_Given request_
Pull out from the material below all lines with "error".

_Record set_
****************************************

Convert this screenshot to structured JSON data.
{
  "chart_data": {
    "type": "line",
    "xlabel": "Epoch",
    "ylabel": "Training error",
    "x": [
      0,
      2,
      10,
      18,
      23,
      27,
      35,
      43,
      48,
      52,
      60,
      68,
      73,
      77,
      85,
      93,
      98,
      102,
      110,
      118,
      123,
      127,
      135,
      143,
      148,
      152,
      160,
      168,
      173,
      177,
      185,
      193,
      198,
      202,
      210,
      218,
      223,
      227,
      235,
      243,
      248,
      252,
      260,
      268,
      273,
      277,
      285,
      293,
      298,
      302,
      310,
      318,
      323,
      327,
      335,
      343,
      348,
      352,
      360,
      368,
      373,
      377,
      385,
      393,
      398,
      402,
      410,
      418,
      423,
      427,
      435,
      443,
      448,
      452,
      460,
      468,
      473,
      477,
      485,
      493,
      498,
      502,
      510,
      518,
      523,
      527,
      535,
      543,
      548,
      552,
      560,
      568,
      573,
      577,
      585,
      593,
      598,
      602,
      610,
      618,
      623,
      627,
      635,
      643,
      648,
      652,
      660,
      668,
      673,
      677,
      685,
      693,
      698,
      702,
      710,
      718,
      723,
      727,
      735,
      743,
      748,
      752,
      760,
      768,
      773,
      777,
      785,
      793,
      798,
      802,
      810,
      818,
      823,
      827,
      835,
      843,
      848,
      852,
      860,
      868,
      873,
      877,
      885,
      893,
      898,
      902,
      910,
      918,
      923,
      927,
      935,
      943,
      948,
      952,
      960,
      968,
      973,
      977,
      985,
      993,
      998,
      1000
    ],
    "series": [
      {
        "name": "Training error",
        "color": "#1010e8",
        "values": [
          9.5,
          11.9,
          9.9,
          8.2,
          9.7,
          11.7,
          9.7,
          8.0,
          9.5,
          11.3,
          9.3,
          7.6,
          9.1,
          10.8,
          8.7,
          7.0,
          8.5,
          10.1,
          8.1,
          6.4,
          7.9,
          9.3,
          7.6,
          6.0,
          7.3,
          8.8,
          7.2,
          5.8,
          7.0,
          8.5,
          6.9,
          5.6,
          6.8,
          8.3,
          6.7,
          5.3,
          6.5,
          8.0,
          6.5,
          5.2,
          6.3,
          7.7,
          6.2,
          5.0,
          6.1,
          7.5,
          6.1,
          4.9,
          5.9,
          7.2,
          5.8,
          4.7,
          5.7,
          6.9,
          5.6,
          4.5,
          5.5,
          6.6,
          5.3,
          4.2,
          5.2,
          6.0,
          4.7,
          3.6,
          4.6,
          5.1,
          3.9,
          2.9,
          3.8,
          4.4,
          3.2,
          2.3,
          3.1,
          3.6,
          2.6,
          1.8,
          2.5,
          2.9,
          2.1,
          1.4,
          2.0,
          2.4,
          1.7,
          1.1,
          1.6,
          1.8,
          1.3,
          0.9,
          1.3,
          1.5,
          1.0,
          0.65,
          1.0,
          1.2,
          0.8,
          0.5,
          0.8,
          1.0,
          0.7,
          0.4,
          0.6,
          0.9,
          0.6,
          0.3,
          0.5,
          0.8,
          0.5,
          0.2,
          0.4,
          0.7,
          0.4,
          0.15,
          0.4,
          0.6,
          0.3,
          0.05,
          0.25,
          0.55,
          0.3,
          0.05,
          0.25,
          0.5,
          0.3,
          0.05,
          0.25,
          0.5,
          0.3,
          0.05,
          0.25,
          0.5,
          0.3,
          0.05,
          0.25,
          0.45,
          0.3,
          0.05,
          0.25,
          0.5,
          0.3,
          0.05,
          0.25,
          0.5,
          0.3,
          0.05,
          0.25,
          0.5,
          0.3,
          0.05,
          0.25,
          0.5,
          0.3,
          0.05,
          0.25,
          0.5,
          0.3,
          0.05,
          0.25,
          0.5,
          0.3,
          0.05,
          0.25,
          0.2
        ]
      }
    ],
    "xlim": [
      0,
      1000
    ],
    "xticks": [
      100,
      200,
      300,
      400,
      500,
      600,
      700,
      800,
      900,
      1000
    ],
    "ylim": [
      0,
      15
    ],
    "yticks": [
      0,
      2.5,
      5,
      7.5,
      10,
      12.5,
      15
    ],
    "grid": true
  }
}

****************************************

_Final answer_
    "ylabel": "Training error",
        "name": "Training error",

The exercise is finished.